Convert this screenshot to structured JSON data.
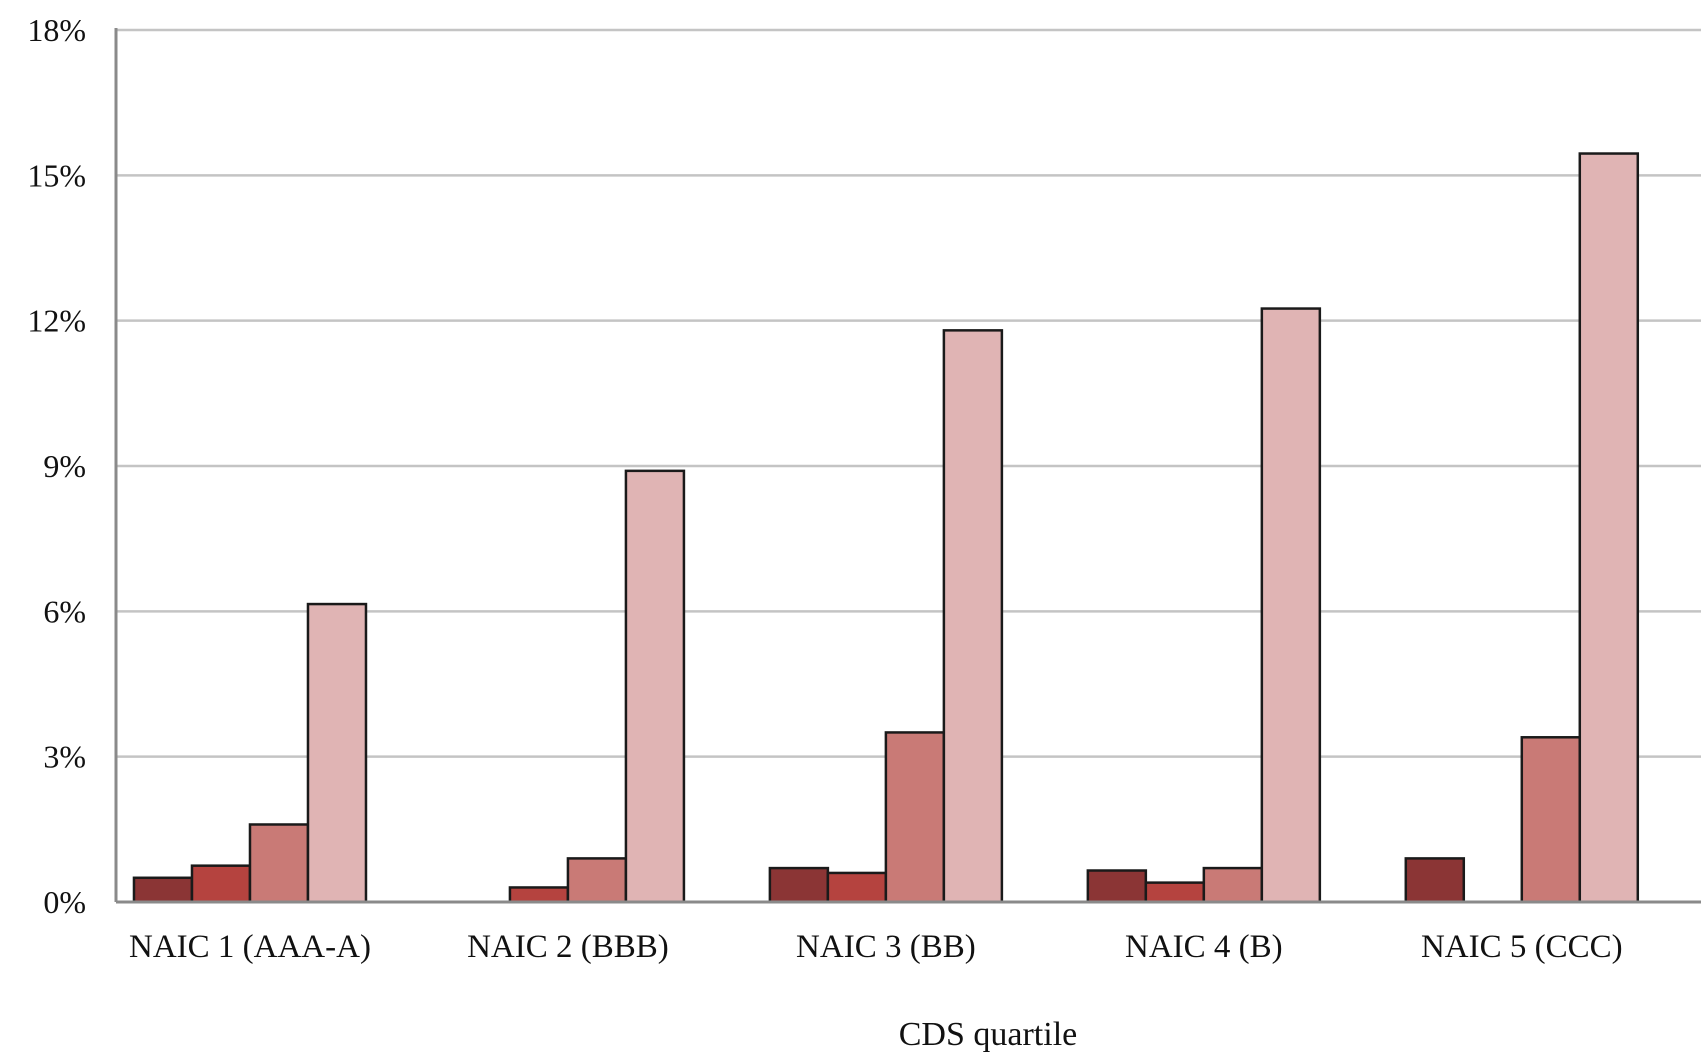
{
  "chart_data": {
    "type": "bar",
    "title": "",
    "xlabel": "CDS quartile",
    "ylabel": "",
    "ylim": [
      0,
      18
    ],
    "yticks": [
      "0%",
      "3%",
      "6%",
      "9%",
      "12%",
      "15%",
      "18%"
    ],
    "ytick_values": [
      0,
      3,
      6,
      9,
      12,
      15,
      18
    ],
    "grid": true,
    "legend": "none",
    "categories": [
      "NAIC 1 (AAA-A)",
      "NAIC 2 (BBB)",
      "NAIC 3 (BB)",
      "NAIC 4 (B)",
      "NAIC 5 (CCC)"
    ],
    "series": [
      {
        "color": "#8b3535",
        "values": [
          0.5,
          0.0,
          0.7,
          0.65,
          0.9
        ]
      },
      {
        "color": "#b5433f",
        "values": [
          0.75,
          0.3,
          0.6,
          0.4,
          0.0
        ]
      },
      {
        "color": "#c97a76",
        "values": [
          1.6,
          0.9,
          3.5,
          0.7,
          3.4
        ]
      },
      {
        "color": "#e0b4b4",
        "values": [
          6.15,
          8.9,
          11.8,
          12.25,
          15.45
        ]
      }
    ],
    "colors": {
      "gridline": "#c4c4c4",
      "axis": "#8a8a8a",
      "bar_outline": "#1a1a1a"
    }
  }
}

****

DIRECTIVE: Copy out every line of the listing that includes the string "NAIC".

REPLY TO THE EXERCISE:
      "NAIC 1 (AAA-A)",
      "NAIC 2 (BBB)",
      "NAIC 3 (BB)",
      "NAIC 4 (B)",
      "NAIC 5 (CCC)"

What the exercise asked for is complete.